What is required » Set down each line of the data below exactly as it stands, dropping the pictures.
Start
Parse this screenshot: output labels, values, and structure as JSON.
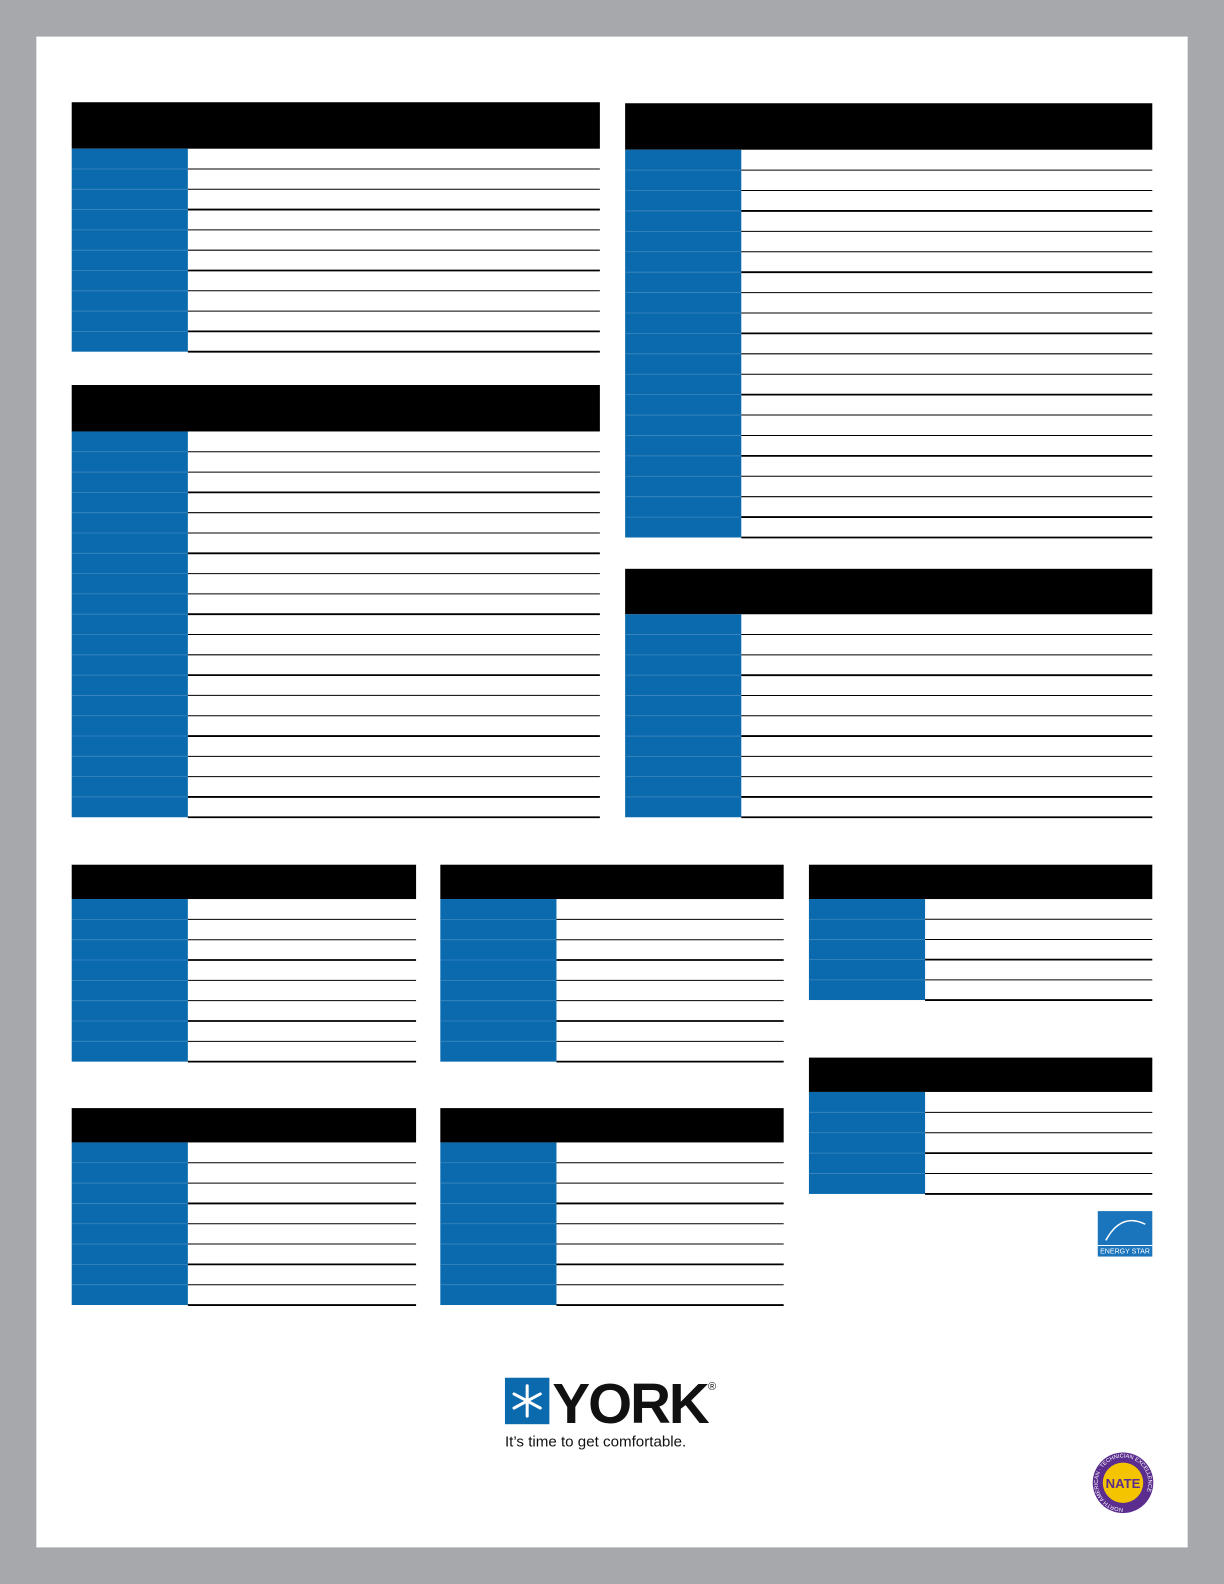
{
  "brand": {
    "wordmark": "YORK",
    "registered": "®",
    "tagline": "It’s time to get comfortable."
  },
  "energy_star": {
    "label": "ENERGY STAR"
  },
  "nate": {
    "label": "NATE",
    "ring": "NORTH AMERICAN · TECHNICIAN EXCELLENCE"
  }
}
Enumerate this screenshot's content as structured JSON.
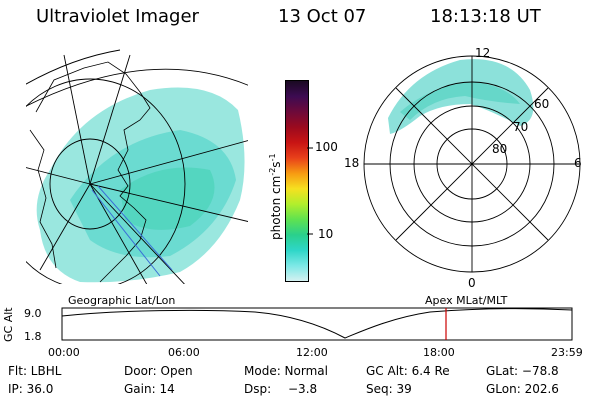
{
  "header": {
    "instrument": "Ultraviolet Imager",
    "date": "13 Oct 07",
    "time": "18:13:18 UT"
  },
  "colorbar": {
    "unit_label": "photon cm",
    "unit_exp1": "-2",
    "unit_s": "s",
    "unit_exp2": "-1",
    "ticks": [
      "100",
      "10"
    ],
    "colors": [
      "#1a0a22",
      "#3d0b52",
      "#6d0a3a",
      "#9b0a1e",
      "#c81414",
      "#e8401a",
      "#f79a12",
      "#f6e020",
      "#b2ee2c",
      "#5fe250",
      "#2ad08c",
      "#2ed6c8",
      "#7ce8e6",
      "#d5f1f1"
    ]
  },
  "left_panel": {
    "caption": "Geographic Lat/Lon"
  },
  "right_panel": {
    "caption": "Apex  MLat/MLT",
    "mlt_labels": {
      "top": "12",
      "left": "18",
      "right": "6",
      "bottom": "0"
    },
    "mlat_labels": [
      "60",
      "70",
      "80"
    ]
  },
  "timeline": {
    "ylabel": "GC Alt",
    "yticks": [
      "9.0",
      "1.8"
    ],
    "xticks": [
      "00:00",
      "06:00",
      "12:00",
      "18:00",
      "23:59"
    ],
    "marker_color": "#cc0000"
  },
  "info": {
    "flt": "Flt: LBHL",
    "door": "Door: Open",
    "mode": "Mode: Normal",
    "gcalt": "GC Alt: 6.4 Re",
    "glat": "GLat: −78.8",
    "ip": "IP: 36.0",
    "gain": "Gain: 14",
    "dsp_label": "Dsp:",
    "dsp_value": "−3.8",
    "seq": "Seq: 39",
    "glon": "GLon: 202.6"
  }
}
End
Written answer »
Parse this screenshot: output labels, values, and structure as JSON.
{
  "brand": {
    "wordmark": "YORK",
    "registered": "®",
    "tagline": "It’s time to get comfortable."
  },
  "energy_star": {
    "label": "ENERGY STAR"
  },
  "nate": {
    "label": "NATE",
    "ring": "NORTH AMERICAN · TECHNICIAN EXCELLENCE"
  }
}
Enumerate this screenshot's content as structured JSON.
{
  "header": {
    "instrument": "Ultraviolet Imager",
    "date": "13 Oct 07",
    "time": "18:13:18 UT"
  },
  "colorbar": {
    "unit_label": "photon cm",
    "unit_exp1": "-2",
    "unit_s": "s",
    "unit_exp2": "-1",
    "ticks": [
      "100",
      "10"
    ],
    "colors": [
      "#1a0a22",
      "#3d0b52",
      "#6d0a3a",
      "#9b0a1e",
      "#c81414",
      "#e8401a",
      "#f79a12",
      "#f6e020",
      "#b2ee2c",
      "#5fe250",
      "#2ad08c",
      "#2ed6c8",
      "#7ce8e6",
      "#d5f1f1"
    ]
  },
  "left_panel": {
    "caption": "Geographic Lat/Lon"
  },
  "right_panel": {
    "caption": "Apex  MLat/MLT",
    "mlt_labels": {
      "top": "12",
      "left": "18",
      "right": "6",
      "bottom": "0"
    },
    "mlat_labels": [
      "60",
      "70",
      "80"
    ]
  },
  "timeline": {
    "ylabel": "GC Alt",
    "yticks": [
      "9.0",
      "1.8"
    ],
    "xticks": [
      "00:00",
      "06:00",
      "12:00",
      "18:00",
      "23:59"
    ],
    "marker_color": "#cc0000"
  },
  "info": {
    "flt": "Flt: LBHL",
    "door": "Door: Open",
    "mode": "Mode: Normal",
    "gcalt": "GC Alt: 6.4 Re",
    "glat": "GLat: −78.8",
    "ip": "IP: 36.0",
    "gain": "Gain: 14",
    "dsp_label": "Dsp:",
    "dsp_value": "−3.8",
    "seq": "Seq: 39",
    "glon": "GLon: 202.6"
  }
}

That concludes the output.